>> START The input
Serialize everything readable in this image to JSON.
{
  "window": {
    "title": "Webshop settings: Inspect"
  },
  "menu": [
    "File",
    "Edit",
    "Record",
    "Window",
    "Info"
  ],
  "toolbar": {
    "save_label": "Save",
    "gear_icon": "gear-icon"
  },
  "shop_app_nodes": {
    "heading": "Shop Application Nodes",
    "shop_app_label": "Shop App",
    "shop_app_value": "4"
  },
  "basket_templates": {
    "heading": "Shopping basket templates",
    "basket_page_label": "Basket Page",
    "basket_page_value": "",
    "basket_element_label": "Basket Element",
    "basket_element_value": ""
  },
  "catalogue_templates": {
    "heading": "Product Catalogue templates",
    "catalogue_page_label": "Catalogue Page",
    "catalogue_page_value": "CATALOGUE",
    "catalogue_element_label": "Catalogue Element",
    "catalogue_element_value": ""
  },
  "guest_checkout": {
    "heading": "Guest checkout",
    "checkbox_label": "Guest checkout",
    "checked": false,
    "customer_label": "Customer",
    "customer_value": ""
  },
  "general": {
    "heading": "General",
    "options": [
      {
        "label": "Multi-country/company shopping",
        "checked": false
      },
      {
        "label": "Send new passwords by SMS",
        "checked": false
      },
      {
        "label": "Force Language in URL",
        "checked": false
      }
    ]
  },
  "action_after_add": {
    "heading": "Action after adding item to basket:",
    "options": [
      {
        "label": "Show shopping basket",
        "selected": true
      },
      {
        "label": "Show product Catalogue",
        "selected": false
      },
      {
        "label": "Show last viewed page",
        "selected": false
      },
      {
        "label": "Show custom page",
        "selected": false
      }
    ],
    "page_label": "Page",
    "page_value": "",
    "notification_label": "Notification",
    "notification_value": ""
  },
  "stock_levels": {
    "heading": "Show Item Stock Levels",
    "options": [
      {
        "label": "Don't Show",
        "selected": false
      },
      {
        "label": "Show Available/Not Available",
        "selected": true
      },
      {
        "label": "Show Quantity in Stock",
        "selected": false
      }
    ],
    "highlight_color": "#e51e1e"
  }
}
>> END The input
Request: Retype the material above, line by line, exactly.

Exercise answer:
Serialize everything readable in this image to JSON.
{
  "window": {
    "title": "Webshop settings: Inspect"
  },
  "menu": [
    "File",
    "Edit",
    "Record",
    "Window",
    "Info"
  ],
  "toolbar": {
    "save_label": "Save",
    "gear_icon": "gear-icon"
  },
  "shop_app_nodes": {
    "heading": "Shop Application Nodes",
    "shop_app_label": "Shop App",
    "shop_app_value": "4"
  },
  "basket_templates": {
    "heading": "Shopping basket templates",
    "basket_page_label": "Basket Page",
    "basket_page_value": "",
    "basket_element_label": "Basket Element",
    "basket_element_value": ""
  },
  "catalogue_templates": {
    "heading": "Product Catalogue templates",
    "catalogue_page_label": "Catalogue Page",
    "catalogue_page_value": "CATALOGUE",
    "catalogue_element_label": "Catalogue Element",
    "catalogue_element_value": ""
  },
  "guest_checkout": {
    "heading": "Guest checkout",
    "checkbox_label": "Guest checkout",
    "checked": false,
    "customer_label": "Customer",
    "customer_value": ""
  },
  "general": {
    "heading": "General",
    "options": [
      {
        "label": "Multi-country/company shopping",
        "checked": false
      },
      {
        "label": "Send new passwords by SMS",
        "checked": false
      },
      {
        "label": "Force Language in URL",
        "checked": false
      }
    ]
  },
  "action_after_add": {
    "heading": "Action after adding item to basket:",
    "options": [
      {
        "label": "Show shopping basket",
        "selected": true
      },
      {
        "label": "Show product Catalogue",
        "selected": false
      },
      {
        "label": "Show last viewed page",
        "selected": false
      },
      {
        "label": "Show custom page",
        "selected": false
      }
    ],
    "page_label": "Page",
    "page_value": "",
    "notification_label": "Notification",
    "notification_value": ""
  },
  "stock_levels": {
    "heading": "Show Item Stock Levels",
    "options": [
      {
        "label": "Don't Show",
        "selected": false
      },
      {
        "label": "Show Available/Not Available",
        "selected": true
      },
      {
        "label": "Show Quantity in Stock",
        "selected": false
      }
    ],
    "highlight_color": "#e51e1e"
  }
}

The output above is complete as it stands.